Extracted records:
------------------------

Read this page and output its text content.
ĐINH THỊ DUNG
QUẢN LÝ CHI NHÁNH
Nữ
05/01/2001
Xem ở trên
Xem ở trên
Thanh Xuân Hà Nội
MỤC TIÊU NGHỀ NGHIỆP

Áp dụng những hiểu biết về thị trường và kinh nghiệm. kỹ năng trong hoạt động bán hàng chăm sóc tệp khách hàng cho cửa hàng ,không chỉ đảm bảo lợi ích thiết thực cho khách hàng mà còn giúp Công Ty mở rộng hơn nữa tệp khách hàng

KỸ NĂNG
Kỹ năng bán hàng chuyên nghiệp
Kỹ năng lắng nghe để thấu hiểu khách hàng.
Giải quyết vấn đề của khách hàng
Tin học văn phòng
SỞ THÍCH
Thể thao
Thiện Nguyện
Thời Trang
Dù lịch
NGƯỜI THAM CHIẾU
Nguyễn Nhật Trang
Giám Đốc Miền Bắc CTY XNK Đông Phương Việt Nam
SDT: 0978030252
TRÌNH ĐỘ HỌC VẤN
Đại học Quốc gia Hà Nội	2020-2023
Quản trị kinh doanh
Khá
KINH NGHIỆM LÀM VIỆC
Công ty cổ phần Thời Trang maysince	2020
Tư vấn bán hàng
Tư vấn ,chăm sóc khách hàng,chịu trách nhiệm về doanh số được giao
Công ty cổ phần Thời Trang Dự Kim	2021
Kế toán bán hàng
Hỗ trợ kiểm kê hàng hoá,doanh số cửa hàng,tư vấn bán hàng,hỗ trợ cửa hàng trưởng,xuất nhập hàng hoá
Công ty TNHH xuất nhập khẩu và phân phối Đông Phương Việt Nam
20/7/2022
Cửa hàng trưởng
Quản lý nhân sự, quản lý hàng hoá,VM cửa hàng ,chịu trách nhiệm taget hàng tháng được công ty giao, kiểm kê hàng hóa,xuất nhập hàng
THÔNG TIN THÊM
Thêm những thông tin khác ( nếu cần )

------------------------

Directions:
Please reproduce every line of the material word for word.

Task output:
Read this page and output its text content.
ĐINH THỊ DUNG
QUẢN LÝ CHI NHÁNH
Nữ
05/01/2001
Xem ở trên
Xem ở trên
Thanh Xuân Hà Nội
MỤC TIÊU NGHỀ NGHIỆP

Áp dụng những hiểu biết về thị trường và kinh nghiệm. kỹ năng trong hoạt động bán hàng chăm sóc tệp khách hàng cho cửa hàng ,không chỉ đảm bảo lợi ích thiết thực cho khách hàng mà còn giúp Công Ty mở rộng hơn nữa tệp khách hàng

KỸ NĂNG
Kỹ năng bán hàng chuyên nghiệp
Kỹ năng lắng nghe để thấu hiểu khách hàng.
Giải quyết vấn đề của khách hàng
Tin học văn phòng
SỞ THÍCH
Thể thao
Thiện Nguyện
Thời Trang
Dù lịch
NGƯỜI THAM CHIẾU
Nguyễn Nhật Trang
Giám Đốc Miền Bắc CTY XNK Đông Phương Việt Nam
SDT: 0978030252
TRÌNH ĐỘ HỌC VẤN
Đại học Quốc gia Hà Nội	2020-2023
Quản trị kinh doanh
Khá
KINH NGHIỆM LÀM VIỆC
Công ty cổ phần Thời Trang maysince	2020
Tư vấn bán hàng
Tư vấn ,chăm sóc khách hàng,chịu trách nhiệm về doanh số được giao
Công ty cổ phần Thời Trang Dự Kim	2021
Kế toán bán hàng
Hỗ trợ kiểm kê hàng hoá,doanh số cửa hàng,tư vấn bán hàng,hỗ trợ cửa hàng trưởng,xuất nhập hàng hoá
Công ty TNHH xuất nhập khẩu và phân phối Đông Phương Việt Nam
20/7/2022
Cửa hàng trưởng
Quản lý nhân sự, quản lý hàng hoá,VM cửa hàng ,chịu trách nhiệm taget hàng tháng được công ty giao, kiểm kê hàng hóa,xuất nhập hàng
THÔNG TIN THÊM
Thêm những thông tin khác ( nếu cần )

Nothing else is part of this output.